# What is needed:
How many lines in the records below hold the string "only"? Please answer with the number and nothing more.
---- Stored data
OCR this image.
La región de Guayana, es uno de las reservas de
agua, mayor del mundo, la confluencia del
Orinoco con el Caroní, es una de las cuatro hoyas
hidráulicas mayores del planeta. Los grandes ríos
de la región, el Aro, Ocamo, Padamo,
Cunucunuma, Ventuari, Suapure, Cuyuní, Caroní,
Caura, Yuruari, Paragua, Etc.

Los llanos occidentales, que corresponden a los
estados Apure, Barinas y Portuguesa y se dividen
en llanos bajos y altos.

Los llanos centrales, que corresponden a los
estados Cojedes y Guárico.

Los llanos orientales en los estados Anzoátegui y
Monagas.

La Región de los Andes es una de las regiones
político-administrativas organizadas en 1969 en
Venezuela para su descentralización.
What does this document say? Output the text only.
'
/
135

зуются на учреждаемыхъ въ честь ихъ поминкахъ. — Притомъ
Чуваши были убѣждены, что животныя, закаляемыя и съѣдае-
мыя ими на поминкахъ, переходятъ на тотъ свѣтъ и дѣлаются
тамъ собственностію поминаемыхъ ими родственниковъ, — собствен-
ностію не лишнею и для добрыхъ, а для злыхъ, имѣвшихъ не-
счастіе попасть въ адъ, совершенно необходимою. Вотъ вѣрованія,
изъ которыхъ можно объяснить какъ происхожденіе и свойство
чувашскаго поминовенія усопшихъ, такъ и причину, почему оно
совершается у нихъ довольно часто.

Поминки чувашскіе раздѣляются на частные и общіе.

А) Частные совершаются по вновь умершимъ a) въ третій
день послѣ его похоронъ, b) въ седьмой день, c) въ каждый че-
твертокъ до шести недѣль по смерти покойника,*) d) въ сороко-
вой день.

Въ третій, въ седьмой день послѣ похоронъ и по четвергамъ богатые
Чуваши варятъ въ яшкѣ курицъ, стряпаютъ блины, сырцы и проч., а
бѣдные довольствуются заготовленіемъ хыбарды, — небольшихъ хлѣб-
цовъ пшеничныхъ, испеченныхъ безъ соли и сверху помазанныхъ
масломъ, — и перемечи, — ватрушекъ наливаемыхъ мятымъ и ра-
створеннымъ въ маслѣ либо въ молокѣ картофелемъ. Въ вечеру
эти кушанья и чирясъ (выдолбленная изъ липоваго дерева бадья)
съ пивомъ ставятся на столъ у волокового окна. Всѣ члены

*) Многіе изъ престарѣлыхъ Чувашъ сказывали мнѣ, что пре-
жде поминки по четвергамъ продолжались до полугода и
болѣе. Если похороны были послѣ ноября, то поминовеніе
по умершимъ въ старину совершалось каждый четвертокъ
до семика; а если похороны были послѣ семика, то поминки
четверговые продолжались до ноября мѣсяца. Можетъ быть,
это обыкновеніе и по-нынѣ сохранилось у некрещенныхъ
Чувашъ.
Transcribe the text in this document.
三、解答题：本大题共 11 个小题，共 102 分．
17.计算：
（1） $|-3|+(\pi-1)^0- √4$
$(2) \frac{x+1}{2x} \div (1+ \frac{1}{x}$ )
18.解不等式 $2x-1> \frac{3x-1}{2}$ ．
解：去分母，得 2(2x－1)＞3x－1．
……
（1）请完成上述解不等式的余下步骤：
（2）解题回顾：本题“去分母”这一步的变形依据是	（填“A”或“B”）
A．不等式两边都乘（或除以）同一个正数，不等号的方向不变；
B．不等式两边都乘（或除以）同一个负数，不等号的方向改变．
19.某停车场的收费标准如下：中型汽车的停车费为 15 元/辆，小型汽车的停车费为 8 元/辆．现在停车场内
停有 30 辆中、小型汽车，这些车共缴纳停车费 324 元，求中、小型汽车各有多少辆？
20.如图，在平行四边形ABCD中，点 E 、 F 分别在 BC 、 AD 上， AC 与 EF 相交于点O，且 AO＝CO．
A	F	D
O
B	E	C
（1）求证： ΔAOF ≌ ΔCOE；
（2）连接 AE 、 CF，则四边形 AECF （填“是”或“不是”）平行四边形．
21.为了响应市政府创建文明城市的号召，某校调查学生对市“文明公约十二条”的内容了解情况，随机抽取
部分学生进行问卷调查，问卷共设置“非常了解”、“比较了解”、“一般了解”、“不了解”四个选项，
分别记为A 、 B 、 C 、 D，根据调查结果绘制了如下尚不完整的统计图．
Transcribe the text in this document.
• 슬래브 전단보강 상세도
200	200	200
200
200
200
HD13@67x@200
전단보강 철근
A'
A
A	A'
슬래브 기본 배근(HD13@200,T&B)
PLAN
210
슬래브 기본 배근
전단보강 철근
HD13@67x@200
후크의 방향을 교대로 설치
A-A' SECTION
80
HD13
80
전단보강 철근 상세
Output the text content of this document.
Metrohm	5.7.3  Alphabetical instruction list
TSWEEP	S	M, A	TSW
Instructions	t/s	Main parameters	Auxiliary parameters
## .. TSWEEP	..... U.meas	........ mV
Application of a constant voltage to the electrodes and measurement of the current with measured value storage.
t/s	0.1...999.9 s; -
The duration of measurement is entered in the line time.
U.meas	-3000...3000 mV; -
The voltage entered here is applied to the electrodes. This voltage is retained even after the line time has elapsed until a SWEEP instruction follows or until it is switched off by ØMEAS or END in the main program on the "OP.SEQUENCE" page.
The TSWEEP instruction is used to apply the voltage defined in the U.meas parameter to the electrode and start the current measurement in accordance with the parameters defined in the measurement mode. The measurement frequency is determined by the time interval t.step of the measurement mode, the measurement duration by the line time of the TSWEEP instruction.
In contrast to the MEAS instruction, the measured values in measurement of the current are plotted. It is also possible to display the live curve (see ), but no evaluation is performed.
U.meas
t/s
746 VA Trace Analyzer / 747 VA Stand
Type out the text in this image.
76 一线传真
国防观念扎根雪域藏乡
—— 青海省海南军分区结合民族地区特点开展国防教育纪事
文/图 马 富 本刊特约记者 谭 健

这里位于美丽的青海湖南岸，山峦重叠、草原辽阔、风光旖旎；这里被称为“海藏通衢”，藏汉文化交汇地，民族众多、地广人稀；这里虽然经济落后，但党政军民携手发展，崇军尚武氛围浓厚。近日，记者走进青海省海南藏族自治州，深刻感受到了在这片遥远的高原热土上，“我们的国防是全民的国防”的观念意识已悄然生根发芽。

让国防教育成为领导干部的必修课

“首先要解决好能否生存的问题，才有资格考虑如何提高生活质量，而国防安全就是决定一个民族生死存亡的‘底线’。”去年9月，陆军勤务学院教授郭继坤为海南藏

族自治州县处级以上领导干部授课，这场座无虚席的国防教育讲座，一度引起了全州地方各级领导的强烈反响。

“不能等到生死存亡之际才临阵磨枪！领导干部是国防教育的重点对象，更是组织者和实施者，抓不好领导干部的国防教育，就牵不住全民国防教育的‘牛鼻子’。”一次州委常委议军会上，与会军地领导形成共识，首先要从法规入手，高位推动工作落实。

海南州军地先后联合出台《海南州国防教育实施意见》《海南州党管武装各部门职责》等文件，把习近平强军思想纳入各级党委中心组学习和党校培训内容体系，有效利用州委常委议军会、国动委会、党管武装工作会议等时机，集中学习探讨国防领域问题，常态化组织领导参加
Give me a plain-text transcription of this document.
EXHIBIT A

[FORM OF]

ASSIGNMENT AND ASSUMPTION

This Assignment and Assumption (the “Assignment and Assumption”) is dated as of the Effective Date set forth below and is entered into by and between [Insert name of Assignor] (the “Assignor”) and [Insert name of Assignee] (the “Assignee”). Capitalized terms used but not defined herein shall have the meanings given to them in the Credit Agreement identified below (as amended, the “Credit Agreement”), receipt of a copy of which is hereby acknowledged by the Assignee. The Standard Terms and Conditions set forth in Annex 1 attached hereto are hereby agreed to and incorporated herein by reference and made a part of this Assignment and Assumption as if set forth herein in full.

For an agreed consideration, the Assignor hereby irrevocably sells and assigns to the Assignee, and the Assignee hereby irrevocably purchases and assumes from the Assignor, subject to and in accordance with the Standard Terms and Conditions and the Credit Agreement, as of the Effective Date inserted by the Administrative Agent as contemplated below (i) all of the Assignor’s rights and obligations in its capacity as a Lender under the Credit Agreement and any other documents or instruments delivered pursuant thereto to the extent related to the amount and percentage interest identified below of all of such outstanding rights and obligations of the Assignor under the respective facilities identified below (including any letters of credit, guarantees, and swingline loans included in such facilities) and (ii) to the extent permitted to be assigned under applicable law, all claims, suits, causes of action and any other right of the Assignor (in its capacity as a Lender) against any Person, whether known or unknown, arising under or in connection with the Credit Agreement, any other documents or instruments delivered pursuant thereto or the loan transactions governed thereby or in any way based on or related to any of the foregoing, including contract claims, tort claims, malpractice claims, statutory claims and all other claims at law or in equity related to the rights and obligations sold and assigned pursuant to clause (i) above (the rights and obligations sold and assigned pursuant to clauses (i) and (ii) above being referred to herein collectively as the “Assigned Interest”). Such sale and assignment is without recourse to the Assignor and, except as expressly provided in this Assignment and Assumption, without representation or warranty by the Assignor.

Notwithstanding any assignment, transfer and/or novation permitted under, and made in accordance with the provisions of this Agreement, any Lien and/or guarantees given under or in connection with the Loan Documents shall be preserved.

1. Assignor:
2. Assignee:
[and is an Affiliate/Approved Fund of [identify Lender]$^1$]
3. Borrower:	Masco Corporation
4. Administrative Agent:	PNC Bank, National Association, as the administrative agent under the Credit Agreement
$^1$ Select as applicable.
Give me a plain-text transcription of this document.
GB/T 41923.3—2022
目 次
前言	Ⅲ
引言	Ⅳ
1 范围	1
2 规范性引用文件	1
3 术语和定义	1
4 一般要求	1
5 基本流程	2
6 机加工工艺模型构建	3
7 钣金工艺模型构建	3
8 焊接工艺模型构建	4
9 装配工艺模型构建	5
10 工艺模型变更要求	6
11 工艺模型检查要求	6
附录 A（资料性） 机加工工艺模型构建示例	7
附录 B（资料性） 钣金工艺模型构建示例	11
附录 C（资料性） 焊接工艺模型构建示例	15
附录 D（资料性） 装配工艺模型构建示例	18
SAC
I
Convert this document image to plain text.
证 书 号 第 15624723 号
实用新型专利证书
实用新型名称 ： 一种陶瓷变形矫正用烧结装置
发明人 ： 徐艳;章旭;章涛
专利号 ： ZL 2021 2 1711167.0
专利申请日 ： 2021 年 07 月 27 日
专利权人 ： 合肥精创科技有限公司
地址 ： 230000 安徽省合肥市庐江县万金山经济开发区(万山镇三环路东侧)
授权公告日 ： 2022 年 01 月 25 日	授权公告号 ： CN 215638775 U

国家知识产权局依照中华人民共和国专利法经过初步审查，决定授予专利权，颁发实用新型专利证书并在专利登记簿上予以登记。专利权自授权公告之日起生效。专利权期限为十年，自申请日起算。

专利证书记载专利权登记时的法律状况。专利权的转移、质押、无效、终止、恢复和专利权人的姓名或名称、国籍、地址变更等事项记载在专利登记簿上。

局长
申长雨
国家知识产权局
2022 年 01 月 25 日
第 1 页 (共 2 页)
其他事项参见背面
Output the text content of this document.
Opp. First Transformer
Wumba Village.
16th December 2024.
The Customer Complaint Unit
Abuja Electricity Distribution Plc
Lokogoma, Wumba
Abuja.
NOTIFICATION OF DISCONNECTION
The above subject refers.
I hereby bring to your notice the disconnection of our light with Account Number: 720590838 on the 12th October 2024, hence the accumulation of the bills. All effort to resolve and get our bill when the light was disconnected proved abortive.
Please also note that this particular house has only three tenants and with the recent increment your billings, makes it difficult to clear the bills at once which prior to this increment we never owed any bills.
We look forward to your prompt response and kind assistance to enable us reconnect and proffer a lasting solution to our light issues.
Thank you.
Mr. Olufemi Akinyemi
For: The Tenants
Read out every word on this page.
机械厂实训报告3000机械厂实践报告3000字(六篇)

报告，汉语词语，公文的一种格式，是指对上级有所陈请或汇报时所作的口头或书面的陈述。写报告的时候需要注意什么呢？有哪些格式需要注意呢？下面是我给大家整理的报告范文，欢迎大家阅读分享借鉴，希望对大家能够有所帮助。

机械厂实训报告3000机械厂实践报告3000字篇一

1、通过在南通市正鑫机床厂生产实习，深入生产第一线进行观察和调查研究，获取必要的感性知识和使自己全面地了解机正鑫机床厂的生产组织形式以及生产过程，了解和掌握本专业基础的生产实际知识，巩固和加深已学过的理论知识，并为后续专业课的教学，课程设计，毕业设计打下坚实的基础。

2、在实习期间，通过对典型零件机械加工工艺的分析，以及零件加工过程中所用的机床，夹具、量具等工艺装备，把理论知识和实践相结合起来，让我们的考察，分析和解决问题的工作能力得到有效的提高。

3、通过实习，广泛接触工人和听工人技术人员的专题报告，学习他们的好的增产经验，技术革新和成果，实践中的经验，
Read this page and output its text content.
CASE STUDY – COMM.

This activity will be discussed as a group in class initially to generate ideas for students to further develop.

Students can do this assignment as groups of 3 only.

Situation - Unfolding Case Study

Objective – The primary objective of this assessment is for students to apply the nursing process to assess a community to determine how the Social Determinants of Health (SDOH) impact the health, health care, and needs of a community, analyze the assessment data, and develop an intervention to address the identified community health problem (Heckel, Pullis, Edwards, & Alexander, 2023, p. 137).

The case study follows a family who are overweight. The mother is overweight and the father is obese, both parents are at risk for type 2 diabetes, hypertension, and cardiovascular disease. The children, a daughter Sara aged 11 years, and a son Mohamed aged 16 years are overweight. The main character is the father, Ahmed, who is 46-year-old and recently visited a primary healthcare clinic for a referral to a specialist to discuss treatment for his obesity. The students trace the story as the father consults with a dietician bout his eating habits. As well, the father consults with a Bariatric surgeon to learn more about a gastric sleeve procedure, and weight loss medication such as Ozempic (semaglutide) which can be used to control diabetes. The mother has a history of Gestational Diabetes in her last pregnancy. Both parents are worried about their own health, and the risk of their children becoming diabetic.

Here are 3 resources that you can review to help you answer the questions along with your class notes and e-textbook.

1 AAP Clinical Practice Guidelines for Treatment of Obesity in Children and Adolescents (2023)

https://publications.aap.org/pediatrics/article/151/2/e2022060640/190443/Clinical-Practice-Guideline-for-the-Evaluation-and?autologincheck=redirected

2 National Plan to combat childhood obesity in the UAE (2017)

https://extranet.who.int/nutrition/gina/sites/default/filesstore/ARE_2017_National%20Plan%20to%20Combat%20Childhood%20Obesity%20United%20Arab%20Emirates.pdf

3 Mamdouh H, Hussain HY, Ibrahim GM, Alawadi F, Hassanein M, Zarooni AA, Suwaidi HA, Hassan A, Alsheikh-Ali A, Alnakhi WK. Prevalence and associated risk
--------
# Answer for this exercise:
3